TASK BRIEF:
Where a line holds the word "this", copy that line.
═══ RECORDS SHOWN
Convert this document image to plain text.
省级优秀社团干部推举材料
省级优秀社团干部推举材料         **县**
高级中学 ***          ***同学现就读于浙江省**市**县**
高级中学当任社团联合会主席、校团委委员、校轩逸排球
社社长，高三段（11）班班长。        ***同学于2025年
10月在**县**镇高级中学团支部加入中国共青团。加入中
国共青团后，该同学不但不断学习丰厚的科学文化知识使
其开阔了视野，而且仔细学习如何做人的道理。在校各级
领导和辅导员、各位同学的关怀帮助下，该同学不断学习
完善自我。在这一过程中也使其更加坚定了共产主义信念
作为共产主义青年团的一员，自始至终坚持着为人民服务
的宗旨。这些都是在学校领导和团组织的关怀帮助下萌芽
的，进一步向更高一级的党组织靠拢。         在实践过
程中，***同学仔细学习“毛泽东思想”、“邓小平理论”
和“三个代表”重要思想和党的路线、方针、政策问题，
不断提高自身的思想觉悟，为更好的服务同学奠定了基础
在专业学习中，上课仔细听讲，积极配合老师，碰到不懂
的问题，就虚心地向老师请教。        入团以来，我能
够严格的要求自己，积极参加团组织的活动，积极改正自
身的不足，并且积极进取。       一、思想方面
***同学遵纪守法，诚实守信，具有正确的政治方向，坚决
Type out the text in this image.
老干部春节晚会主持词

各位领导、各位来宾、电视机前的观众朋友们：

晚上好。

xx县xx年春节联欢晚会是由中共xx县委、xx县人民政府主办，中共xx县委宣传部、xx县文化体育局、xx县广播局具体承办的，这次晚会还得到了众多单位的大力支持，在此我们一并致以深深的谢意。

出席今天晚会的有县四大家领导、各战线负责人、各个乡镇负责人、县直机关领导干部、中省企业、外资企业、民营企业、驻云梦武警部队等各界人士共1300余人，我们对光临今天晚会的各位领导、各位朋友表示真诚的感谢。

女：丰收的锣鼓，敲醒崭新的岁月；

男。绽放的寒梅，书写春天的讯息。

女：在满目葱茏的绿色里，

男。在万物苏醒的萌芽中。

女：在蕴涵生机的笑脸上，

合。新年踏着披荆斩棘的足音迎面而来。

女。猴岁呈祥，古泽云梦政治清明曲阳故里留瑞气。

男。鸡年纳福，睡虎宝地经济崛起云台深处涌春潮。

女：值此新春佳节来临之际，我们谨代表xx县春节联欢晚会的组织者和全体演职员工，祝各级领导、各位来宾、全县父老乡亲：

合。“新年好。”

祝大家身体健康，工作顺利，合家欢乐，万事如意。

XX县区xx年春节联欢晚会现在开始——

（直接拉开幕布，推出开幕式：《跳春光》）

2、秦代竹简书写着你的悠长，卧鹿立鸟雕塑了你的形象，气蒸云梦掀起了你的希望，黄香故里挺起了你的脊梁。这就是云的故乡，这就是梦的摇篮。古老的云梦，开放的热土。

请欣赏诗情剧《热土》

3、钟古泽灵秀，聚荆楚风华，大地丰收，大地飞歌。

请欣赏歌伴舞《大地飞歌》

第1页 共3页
══════
EXERCISE RESPONSE:
Convert this document image to plain text.
Type out the text in this image.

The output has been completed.